▶ _Supplied material_
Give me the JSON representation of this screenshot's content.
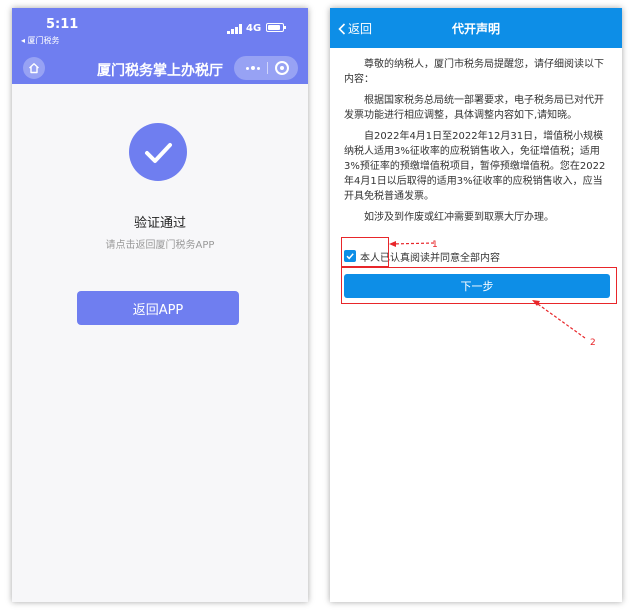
{
  "left": {
    "status": {
      "time": "5:11",
      "back_label": "◂ 厦门税务",
      "network": "4G"
    },
    "header": {
      "title": "厦门税务掌上办税厅"
    },
    "result": {
      "title": "验证通过",
      "subtitle": "请点击返回厦门税务APP"
    },
    "return_button": "返回APP",
    "colors": {
      "accent": "#6f7ef0"
    },
    "icons": [
      "home-icon",
      "more-dots-icon",
      "close-capsule-icon",
      "check-icon"
    ]
  },
  "right": {
    "header": {
      "back": "返回",
      "title": "代开声明"
    },
    "notice": {
      "paragraphs": [
        "尊敬的纳税人，厦门市税务局提醒您，请仔细阅读以下内容：",
        "根据国家税务总局统一部署要求，电子税务局已对代开发票功能进行相应调整，具体调整内容如下,请知晓。",
        "自2022年4月1日至2022年12月31日，增值税小规模纳税人适用3%征收率的应税销售收入，免征增值税；适用3%预征率的预缴增值税项目，暂停预缴增值税。您在2022年4月1日以后取得的适用3%征收率的应税销售收入，应当开具免税普通发票。",
        "如涉及到作废或红冲需要到取票大厅办理。"
      ]
    },
    "agree_label": "本人已认真阅读并同意全部内容",
    "next_button": "下一步",
    "annotations": [
      "1",
      "2"
    ],
    "colors": {
      "accent": "#0d8ee7",
      "annotation": "#e8262a"
    },
    "icons": [
      "chevron-left-icon",
      "checkbox-check-icon"
    ]
  }
}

▶ _Instruction_
Repeat the material above word for word, please, apart from its images.

▶ _Solved exercise_
Give me the JSON representation of this screenshot's content.
{
  "left": {
    "status": {
      "time": "5:11",
      "back_label": "◂ 厦门税务",
      "network": "4G"
    },
    "header": {
      "title": "厦门税务掌上办税厅"
    },
    "result": {
      "title": "验证通过",
      "subtitle": "请点击返回厦门税务APP"
    },
    "return_button": "返回APP",
    "colors": {
      "accent": "#6f7ef0"
    },
    "icons": [
      "home-icon",
      "more-dots-icon",
      "close-capsule-icon",
      "check-icon"
    ]
  },
  "right": {
    "header": {
      "back": "返回",
      "title": "代开声明"
    },
    "notice": {
      "paragraphs": [
        "尊敬的纳税人，厦门市税务局提醒您，请仔细阅读以下内容：",
        "根据国家税务总局统一部署要求，电子税务局已对代开发票功能进行相应调整，具体调整内容如下,请知晓。",
        "自2022年4月1日至2022年12月31日，增值税小规模纳税人适用3%征收率的应税销售收入，免征增值税；适用3%预征率的预缴增值税项目，暂停预缴增值税。您在2022年4月1日以后取得的适用3%征收率的应税销售收入，应当开具免税普通发票。",
        "如涉及到作废或红冲需要到取票大厅办理。"
      ]
    },
    "agree_label": "本人已认真阅读并同意全部内容",
    "next_button": "下一步",
    "annotations": [
      "1",
      "2"
    ],
    "colors": {
      "accent": "#0d8ee7",
      "annotation": "#e8262a"
    },
    "icons": [
      "chevron-left-icon",
      "checkbox-check-icon"
    ]
  }
}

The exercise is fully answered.